Every line with the word "best" in it should be extracted from the data that follows.

Supplied data:
________________________________________

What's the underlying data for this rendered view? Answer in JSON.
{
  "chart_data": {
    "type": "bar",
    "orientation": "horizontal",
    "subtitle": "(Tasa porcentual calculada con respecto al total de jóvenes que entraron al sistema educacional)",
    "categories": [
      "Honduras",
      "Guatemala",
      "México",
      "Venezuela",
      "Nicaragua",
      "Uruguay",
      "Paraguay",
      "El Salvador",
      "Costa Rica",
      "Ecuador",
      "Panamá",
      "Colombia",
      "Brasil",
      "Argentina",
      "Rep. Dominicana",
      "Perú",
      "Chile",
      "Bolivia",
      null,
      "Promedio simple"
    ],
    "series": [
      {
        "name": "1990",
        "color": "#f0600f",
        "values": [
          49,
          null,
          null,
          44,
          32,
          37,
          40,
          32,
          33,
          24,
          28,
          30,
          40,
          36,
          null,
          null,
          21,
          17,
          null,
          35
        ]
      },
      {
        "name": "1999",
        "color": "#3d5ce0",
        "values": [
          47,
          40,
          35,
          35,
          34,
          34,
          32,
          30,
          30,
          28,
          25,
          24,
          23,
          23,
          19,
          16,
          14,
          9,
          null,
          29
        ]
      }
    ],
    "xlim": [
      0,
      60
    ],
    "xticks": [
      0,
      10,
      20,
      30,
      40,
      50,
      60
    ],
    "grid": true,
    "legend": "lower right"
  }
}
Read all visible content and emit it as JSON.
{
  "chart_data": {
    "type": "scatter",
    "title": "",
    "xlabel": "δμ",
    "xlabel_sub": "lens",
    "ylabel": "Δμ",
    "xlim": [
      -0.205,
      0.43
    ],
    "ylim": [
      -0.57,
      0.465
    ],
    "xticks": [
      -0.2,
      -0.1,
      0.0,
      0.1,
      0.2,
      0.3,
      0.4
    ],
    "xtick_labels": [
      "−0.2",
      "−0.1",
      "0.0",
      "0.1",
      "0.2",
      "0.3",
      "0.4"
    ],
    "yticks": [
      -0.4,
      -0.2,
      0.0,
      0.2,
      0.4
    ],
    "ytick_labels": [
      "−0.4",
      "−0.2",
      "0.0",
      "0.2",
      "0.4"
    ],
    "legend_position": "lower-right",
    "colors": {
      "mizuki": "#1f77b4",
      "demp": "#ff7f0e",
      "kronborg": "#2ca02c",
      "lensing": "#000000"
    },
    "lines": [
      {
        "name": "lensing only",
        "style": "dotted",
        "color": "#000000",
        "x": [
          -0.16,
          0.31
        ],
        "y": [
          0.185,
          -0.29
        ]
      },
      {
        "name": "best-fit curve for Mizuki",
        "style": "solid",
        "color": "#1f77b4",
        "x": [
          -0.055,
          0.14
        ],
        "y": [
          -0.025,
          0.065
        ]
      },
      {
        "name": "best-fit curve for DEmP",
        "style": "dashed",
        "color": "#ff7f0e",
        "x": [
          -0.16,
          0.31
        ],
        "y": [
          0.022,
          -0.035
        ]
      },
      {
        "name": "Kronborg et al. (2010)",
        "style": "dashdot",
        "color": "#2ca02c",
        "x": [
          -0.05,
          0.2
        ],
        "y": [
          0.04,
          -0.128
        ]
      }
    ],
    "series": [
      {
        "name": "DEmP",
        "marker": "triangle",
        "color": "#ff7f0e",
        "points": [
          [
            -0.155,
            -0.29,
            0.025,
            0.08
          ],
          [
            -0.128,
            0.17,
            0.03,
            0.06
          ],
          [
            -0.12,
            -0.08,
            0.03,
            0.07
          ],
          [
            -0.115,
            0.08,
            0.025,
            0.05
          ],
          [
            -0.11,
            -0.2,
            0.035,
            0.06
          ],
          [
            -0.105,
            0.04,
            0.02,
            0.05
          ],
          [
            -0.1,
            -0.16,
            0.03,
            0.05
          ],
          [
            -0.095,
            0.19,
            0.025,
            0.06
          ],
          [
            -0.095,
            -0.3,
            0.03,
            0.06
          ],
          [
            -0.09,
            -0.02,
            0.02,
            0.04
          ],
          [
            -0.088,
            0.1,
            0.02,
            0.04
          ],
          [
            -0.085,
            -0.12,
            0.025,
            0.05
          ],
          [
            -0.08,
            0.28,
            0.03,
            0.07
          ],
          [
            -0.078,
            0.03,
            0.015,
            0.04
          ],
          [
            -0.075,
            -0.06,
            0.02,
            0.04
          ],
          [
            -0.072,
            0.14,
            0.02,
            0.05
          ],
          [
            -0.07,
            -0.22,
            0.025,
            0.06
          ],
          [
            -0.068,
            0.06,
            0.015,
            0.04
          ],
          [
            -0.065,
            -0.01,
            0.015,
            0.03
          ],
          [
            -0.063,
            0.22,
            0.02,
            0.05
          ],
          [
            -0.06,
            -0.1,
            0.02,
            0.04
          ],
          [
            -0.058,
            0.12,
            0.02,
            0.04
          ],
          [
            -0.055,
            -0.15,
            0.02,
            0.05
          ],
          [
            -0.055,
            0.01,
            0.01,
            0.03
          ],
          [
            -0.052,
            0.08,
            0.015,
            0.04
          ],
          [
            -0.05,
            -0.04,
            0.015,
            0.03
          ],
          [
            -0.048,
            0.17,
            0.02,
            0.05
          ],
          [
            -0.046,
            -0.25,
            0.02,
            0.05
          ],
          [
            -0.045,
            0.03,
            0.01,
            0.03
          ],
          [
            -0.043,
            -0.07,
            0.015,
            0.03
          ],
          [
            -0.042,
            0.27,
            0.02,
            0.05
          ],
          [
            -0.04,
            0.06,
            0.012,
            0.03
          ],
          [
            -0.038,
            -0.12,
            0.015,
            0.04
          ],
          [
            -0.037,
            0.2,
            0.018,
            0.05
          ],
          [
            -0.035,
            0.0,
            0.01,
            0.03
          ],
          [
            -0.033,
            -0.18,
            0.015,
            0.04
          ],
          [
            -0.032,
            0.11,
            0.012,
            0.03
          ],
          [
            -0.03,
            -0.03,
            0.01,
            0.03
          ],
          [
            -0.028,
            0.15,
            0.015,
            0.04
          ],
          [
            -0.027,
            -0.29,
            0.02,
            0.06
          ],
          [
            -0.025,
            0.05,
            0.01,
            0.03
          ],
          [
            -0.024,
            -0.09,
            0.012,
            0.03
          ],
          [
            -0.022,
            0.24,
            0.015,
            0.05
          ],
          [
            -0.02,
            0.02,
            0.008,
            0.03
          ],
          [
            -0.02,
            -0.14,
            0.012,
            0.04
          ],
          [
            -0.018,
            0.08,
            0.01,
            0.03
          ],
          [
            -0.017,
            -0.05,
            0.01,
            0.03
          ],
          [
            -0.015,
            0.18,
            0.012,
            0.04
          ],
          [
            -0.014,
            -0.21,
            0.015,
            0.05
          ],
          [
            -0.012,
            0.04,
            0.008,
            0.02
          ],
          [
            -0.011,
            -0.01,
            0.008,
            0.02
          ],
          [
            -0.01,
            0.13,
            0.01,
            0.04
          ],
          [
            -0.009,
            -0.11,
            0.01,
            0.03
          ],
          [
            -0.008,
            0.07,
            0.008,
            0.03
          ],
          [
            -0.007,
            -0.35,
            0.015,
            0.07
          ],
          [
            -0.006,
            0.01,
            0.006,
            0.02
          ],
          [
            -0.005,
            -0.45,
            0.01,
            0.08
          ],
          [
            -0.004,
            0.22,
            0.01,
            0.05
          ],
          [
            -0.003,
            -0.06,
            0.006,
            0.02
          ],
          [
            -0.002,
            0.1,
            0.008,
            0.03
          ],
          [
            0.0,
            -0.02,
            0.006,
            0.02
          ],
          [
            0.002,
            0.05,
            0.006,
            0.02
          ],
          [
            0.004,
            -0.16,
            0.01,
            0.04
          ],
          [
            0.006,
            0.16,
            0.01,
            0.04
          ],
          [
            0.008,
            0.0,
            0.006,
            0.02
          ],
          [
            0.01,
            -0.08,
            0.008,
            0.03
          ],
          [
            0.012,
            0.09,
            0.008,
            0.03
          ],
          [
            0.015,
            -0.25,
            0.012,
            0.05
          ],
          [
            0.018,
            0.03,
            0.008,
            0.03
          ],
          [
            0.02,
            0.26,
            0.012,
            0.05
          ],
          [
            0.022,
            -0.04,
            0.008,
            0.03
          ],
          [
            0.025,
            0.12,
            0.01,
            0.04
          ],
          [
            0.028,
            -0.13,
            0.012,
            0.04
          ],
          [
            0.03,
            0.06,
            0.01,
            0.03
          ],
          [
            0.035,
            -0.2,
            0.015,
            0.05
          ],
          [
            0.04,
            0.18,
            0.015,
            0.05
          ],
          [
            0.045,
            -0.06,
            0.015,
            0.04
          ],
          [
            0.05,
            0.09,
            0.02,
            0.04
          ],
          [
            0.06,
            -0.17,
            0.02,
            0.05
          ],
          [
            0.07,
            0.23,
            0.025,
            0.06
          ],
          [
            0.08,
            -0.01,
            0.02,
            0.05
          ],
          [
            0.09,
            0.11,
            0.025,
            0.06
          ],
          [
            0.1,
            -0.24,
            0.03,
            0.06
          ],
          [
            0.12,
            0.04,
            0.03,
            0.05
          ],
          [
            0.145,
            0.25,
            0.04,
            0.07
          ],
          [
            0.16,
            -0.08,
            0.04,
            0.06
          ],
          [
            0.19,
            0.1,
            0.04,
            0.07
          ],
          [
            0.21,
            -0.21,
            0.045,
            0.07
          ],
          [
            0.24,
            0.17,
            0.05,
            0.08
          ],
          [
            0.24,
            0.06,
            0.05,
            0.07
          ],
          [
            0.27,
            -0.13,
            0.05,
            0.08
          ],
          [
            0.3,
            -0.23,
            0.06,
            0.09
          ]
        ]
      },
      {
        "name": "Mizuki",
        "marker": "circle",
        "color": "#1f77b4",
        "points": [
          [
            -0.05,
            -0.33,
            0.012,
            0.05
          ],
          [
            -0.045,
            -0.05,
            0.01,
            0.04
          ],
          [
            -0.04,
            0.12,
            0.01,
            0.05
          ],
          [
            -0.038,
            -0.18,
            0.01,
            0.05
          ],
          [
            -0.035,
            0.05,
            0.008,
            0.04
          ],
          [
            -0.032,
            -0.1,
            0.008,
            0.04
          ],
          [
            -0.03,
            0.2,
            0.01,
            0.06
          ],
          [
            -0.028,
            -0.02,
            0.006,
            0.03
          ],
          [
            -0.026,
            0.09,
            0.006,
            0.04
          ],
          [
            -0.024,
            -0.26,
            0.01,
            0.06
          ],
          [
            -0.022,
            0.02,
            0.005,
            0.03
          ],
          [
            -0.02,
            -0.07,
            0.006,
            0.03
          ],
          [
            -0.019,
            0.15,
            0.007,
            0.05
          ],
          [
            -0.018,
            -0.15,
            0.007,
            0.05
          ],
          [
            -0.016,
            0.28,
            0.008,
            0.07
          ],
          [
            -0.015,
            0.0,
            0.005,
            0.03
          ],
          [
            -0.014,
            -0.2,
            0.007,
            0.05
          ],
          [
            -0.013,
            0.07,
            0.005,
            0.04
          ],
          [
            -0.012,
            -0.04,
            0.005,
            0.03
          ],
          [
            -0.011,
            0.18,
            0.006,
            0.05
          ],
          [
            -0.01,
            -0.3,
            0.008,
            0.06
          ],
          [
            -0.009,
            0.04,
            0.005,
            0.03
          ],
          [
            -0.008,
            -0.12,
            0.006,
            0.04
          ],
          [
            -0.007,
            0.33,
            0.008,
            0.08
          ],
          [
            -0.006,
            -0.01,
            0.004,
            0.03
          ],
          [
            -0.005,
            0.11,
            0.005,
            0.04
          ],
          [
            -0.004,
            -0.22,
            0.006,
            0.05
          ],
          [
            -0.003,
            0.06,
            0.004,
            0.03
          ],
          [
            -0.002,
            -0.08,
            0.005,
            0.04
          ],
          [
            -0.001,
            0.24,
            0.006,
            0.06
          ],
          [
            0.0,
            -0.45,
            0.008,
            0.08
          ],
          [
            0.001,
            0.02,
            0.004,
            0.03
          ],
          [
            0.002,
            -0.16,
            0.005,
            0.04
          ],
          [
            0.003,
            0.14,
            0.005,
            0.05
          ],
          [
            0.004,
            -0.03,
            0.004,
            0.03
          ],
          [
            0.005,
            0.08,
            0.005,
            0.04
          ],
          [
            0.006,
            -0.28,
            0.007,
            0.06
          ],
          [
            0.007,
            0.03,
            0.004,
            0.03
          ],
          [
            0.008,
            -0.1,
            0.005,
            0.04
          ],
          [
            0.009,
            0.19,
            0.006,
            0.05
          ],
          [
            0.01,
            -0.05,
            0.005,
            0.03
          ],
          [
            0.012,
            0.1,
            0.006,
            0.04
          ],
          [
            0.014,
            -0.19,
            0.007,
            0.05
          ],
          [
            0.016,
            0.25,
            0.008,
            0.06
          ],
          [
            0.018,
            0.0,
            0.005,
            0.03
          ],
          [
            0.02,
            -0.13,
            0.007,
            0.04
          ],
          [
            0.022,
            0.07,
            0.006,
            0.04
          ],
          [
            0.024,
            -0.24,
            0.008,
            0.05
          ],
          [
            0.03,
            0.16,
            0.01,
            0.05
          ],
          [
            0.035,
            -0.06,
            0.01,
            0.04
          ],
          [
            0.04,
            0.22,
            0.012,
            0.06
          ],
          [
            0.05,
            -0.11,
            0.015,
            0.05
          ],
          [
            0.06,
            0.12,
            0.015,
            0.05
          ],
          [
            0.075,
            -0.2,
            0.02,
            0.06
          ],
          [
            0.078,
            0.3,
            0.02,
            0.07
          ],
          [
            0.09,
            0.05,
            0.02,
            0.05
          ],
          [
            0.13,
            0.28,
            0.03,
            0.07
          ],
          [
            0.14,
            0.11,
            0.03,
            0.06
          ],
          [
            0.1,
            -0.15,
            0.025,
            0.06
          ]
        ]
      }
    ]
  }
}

________________________________________

The result:
        "name": "best-fit curve for Mizuki",
        "name": "best-fit curve for DEmP",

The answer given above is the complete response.